- _WRITTEN INSTRUCTION_
Copy the material below word for word, from its first line up to and including the line with "heatmap-cell — [337, 414, 341, 419]".

++++++++

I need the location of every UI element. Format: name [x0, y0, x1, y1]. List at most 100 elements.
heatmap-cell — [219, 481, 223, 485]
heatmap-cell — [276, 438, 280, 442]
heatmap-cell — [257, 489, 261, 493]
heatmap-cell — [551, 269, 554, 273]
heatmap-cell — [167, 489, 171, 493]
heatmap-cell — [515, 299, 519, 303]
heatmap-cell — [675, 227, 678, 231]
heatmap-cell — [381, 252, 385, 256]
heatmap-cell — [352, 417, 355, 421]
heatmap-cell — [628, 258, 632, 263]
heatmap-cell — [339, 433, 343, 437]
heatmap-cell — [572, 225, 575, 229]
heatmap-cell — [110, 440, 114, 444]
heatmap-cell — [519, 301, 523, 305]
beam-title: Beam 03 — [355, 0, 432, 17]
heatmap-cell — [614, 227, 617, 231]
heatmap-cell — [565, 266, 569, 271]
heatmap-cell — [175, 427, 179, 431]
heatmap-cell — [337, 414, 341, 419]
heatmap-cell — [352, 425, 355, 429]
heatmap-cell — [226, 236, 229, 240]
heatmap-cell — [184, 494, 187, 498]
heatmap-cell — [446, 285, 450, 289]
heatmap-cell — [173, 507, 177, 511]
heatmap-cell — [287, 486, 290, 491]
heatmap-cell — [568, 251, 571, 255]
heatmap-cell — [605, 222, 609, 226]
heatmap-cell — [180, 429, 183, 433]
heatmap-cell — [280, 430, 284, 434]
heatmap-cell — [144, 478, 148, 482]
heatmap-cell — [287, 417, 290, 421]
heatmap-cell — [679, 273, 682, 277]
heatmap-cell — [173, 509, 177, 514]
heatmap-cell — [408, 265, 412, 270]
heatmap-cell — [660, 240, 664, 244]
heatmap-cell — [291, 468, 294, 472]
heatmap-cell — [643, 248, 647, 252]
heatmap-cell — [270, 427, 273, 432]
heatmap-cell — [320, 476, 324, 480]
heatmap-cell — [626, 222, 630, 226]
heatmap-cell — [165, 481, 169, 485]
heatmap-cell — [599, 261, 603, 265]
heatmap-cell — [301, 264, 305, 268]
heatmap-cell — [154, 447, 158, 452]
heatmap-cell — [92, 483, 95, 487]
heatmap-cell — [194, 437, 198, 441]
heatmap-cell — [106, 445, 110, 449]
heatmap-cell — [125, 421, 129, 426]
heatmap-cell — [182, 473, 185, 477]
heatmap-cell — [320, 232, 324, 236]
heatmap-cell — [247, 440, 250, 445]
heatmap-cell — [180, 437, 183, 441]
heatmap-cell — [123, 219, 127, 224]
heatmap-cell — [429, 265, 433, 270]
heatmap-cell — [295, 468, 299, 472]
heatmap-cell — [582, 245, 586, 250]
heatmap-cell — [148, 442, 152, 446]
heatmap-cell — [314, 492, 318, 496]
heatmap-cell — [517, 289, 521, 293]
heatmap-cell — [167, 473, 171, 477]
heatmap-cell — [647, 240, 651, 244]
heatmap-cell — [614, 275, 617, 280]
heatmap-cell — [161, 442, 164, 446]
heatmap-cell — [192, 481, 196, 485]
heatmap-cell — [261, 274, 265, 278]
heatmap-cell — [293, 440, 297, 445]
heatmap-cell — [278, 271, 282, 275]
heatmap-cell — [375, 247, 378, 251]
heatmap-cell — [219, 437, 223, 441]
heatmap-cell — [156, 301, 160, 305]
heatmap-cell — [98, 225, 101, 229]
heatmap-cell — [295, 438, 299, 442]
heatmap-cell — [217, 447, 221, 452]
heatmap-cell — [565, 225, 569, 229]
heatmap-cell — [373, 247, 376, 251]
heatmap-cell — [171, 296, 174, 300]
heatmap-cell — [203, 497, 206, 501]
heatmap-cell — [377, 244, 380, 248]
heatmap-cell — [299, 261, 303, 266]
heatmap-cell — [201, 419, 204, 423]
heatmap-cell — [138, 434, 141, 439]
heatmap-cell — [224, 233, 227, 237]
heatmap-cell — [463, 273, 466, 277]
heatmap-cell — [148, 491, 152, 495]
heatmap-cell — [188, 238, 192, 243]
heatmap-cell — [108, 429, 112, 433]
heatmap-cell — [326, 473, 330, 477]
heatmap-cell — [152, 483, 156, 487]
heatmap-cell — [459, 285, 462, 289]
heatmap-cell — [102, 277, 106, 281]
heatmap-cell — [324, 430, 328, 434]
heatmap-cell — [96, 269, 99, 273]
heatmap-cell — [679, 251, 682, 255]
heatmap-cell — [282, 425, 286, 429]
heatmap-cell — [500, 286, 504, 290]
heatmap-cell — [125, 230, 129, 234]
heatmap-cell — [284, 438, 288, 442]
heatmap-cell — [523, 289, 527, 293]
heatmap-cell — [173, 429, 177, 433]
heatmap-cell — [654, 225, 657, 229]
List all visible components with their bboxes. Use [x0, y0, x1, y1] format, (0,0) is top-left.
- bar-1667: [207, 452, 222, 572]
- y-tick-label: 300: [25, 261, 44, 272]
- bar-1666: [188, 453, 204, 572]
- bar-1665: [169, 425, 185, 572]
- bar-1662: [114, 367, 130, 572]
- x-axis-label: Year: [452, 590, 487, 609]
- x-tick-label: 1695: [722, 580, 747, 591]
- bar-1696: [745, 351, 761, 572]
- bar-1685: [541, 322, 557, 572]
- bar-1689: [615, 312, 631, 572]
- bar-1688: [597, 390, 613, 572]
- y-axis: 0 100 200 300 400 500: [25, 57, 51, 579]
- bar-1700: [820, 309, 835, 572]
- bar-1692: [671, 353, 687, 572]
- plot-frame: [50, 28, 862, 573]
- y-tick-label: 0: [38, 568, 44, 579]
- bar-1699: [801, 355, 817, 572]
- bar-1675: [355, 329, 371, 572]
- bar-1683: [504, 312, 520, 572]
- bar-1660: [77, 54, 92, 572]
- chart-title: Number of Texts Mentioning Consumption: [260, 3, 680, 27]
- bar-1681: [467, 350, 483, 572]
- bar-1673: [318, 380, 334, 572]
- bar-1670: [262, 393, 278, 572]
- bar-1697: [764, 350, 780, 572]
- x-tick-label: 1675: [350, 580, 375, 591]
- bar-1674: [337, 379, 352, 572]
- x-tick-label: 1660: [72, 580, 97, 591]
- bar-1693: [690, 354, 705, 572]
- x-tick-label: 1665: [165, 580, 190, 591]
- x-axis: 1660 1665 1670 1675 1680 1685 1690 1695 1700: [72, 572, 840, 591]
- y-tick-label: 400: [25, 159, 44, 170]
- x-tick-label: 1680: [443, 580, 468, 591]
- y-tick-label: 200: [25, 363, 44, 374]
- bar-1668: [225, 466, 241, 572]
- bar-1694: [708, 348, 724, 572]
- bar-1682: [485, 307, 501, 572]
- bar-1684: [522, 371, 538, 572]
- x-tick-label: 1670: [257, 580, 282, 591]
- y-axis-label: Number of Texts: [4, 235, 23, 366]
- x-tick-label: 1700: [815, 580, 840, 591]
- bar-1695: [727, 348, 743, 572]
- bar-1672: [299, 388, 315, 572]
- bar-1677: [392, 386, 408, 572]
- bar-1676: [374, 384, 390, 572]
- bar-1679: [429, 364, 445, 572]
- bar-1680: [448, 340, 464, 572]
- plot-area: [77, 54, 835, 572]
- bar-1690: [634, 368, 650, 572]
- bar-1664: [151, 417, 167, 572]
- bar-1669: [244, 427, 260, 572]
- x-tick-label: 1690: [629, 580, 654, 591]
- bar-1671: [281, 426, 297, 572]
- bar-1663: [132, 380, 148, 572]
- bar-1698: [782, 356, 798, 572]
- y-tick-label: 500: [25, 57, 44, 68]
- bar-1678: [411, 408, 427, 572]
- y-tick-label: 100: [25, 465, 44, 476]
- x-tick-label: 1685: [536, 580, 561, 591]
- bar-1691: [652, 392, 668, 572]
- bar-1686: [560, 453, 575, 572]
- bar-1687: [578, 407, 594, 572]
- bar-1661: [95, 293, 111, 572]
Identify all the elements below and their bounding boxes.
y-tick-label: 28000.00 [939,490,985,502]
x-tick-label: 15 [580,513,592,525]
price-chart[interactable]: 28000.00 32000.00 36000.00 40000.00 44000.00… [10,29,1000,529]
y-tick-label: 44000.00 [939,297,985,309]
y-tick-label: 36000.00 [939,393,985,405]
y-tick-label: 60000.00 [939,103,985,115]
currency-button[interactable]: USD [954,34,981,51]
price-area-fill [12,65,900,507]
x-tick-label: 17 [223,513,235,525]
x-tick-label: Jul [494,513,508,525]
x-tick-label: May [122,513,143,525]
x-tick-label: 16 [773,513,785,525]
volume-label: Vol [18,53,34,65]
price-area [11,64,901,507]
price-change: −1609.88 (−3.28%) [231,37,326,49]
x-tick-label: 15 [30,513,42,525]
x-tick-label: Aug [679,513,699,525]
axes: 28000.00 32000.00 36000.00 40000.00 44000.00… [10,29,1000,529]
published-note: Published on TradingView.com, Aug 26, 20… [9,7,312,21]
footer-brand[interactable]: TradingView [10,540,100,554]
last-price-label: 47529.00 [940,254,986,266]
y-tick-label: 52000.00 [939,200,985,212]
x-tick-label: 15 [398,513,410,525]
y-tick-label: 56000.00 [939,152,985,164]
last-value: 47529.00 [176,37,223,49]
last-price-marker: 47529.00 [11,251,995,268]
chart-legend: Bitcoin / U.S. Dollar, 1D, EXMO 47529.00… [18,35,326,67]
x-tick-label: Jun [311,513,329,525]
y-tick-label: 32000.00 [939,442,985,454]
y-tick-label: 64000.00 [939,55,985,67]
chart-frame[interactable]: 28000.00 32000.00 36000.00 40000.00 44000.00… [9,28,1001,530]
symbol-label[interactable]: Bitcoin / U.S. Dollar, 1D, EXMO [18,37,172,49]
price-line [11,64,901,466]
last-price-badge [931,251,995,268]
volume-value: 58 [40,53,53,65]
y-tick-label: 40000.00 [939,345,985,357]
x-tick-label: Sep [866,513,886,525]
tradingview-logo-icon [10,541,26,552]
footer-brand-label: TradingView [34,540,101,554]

++++++++

- _REPLY TO THE TASK_
I need the location of every UI element. Format: name [x0, y0, x1, y1]. List at most 100 elements.
heatmap-cell — [219, 481, 223, 485]
heatmap-cell — [276, 438, 280, 442]
heatmap-cell — [257, 489, 261, 493]
heatmap-cell — [551, 269, 554, 273]
heatmap-cell — [167, 489, 171, 493]
heatmap-cell — [515, 299, 519, 303]
heatmap-cell — [675, 227, 678, 231]
heatmap-cell — [381, 252, 385, 256]
heatmap-cell — [352, 417, 355, 421]
heatmap-cell — [628, 258, 632, 263]
heatmap-cell — [339, 433, 343, 437]
heatmap-cell — [572, 225, 575, 229]
heatmap-cell — [110, 440, 114, 444]
heatmap-cell — [519, 301, 523, 305]
beam-title: Beam 03 — [355, 0, 432, 17]
heatmap-cell — [614, 227, 617, 231]
heatmap-cell — [565, 266, 569, 271]
heatmap-cell — [175, 427, 179, 431]
heatmap-cell — [337, 414, 341, 419]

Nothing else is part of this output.